▶ Stored records:
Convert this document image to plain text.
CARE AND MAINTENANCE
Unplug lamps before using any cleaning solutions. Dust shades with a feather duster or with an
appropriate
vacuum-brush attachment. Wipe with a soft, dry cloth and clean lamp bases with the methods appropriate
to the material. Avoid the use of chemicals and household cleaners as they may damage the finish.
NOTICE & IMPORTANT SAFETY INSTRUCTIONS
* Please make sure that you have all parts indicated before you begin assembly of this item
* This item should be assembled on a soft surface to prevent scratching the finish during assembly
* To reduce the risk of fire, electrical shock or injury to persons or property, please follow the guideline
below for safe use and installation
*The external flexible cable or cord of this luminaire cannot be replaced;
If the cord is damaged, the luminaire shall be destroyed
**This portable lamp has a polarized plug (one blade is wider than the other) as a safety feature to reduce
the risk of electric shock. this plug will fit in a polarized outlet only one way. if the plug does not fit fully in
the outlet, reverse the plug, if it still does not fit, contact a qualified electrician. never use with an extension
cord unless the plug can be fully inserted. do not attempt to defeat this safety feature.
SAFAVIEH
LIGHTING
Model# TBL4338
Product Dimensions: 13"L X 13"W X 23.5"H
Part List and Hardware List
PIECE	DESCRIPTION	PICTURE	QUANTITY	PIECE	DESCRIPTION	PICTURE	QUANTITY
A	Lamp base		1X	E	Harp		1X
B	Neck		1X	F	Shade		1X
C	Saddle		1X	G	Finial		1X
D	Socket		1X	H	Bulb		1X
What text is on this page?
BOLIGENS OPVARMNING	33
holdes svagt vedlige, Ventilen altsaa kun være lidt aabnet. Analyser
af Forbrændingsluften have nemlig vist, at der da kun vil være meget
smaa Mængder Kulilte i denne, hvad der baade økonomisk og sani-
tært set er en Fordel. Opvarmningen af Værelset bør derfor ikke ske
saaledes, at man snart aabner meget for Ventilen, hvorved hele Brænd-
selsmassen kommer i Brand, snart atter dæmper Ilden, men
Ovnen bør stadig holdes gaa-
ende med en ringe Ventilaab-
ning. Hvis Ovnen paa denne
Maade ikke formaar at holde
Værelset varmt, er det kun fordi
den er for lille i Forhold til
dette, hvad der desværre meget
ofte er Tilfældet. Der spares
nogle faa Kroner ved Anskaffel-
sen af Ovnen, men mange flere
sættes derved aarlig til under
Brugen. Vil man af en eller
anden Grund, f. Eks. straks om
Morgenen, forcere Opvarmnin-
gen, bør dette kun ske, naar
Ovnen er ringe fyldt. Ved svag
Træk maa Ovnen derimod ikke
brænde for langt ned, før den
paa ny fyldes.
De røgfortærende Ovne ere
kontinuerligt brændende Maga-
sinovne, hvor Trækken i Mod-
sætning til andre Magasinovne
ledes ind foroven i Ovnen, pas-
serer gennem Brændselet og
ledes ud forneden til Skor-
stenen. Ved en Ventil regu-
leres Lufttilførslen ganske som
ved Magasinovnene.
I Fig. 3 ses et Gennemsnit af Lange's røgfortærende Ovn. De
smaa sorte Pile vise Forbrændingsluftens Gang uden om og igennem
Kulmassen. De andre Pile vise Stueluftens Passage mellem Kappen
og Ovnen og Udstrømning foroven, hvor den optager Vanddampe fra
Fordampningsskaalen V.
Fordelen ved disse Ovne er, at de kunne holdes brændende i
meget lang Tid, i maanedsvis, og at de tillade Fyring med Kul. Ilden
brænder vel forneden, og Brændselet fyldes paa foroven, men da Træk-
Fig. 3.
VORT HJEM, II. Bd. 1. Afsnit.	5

▶ Instruction: Find every line in the records above that holds the word "foroven", and copy each one.

▶ Finished answer:
ledes ind foroven i Ovnen, pas-
og Ovnen og Udstrømning foroven, hvor den optager Vanddampe fra
brænder vel forneden, og Brændselet fyldes paa foroven, men da Træk-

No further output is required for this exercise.